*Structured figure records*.
_____
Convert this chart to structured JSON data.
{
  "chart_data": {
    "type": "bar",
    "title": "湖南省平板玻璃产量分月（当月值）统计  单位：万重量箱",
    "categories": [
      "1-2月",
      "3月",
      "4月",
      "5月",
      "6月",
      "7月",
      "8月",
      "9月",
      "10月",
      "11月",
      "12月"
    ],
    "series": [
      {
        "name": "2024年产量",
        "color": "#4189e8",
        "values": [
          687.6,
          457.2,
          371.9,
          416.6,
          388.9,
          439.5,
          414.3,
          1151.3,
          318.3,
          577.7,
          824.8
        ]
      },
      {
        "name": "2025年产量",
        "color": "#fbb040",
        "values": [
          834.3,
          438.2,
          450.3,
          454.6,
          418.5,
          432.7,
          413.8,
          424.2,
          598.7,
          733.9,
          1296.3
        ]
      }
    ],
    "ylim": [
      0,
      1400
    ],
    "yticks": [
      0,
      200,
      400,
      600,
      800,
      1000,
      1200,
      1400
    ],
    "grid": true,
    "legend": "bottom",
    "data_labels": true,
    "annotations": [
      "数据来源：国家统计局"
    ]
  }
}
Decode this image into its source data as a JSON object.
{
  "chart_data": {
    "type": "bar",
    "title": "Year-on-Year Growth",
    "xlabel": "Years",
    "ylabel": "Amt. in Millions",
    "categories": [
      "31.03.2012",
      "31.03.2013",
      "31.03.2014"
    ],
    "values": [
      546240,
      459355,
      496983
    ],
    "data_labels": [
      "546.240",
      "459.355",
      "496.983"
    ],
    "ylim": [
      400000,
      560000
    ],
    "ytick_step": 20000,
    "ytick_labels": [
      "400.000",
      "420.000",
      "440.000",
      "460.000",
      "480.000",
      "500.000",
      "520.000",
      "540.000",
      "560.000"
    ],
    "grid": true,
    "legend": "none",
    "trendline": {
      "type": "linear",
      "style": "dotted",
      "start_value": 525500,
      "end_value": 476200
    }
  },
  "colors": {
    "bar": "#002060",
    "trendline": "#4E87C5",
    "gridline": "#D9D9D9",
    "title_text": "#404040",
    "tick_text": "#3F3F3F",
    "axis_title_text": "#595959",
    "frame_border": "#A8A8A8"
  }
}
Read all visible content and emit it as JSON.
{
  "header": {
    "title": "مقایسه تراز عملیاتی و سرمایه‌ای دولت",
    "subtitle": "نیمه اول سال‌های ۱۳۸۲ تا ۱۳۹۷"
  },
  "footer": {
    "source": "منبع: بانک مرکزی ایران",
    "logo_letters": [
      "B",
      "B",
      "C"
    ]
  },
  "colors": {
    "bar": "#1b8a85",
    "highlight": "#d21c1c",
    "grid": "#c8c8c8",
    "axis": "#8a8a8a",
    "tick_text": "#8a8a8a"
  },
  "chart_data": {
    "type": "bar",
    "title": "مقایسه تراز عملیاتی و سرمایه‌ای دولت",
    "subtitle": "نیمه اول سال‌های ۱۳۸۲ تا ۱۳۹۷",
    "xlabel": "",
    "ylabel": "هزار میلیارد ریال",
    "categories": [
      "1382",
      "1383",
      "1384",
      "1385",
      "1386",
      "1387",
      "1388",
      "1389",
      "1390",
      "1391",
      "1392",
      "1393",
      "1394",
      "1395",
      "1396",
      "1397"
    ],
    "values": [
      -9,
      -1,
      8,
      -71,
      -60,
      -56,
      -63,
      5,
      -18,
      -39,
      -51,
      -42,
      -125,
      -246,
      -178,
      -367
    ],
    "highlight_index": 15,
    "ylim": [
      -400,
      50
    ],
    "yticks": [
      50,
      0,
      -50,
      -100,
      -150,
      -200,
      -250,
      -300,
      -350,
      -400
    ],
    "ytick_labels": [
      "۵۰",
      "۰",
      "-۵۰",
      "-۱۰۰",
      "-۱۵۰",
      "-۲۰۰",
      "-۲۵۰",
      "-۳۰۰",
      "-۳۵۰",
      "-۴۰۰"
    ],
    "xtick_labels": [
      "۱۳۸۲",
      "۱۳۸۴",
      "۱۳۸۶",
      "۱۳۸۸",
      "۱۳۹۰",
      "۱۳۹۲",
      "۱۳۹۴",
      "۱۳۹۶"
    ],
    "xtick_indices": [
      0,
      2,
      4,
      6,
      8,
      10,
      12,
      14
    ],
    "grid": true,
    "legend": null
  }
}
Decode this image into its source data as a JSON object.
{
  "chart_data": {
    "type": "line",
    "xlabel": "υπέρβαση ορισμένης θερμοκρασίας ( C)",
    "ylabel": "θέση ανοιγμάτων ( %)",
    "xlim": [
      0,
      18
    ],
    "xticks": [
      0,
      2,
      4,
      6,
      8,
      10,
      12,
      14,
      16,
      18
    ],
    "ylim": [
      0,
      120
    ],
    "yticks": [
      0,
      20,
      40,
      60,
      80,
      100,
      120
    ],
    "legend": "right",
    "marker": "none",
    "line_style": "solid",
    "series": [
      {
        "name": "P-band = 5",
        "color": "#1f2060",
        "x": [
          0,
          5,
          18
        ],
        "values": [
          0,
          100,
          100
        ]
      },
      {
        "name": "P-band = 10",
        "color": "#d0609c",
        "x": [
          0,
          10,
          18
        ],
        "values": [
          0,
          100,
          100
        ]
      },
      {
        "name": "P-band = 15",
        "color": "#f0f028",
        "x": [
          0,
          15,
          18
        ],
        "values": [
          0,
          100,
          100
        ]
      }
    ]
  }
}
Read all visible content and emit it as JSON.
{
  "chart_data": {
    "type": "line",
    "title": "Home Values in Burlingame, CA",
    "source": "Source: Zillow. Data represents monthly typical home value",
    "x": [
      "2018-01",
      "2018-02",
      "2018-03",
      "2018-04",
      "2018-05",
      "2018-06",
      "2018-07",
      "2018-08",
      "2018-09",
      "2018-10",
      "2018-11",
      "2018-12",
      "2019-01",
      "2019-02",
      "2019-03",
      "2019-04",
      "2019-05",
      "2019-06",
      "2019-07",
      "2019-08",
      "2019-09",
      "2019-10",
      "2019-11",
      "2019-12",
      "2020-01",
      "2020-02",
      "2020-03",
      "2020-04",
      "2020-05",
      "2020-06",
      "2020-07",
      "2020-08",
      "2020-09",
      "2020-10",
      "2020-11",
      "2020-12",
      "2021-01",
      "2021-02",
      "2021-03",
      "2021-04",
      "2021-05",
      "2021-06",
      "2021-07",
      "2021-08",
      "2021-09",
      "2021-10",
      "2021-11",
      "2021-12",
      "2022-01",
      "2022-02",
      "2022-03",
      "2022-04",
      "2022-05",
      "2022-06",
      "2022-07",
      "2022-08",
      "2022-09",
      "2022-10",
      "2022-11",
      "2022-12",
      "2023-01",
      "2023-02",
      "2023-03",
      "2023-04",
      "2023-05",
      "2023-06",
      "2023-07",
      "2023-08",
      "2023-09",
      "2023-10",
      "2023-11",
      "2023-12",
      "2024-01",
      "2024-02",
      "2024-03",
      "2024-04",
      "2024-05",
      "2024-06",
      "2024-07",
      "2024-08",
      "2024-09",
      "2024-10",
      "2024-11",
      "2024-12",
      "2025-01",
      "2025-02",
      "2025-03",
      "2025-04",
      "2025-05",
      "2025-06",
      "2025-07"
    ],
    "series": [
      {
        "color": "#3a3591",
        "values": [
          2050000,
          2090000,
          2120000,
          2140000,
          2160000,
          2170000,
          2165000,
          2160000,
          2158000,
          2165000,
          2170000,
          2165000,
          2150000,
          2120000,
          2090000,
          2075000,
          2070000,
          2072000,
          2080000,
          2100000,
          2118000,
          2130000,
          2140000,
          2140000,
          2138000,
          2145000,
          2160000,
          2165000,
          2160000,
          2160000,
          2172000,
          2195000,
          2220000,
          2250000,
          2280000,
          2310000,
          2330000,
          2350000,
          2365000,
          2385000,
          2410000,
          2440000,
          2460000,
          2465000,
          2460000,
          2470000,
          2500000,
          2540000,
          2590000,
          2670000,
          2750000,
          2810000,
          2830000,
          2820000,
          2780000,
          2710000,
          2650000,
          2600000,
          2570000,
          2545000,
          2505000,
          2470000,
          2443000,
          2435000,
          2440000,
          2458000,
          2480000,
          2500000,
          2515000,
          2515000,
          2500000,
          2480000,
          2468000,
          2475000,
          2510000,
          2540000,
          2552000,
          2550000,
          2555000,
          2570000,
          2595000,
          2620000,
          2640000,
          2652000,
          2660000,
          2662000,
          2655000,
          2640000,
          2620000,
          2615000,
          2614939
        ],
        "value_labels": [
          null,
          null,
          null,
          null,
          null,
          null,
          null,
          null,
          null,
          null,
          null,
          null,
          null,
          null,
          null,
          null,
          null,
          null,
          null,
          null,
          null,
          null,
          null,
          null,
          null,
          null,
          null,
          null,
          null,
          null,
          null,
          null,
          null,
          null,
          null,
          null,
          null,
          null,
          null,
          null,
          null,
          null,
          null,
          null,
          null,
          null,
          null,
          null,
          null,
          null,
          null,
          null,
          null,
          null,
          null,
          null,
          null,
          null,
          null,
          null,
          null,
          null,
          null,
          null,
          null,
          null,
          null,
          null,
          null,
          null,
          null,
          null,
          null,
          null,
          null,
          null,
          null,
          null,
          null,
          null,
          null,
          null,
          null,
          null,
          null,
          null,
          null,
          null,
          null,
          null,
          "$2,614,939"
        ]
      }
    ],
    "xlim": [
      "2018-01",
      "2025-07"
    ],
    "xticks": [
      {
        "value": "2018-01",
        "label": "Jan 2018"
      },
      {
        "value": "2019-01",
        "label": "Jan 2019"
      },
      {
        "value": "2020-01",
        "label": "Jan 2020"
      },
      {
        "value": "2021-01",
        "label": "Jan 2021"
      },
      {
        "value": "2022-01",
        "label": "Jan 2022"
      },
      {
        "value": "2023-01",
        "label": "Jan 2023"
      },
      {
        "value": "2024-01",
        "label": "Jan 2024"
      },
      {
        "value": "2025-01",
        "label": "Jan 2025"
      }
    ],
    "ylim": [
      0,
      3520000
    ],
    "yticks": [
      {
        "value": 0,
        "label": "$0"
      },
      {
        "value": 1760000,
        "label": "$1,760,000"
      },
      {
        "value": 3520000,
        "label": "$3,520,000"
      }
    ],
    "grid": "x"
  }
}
_____
*STATED PROBLEM*. Select every line of the records holding the string "subtitle".

*RESPONSE*.
    "subtitle": "نیمه اول سال‌های ۱۳۸۲ تا ۱۳۹۷"
    "subtitle": "نیمه اول سال‌های ۱۳۸۲ تا ۱۳۹۷",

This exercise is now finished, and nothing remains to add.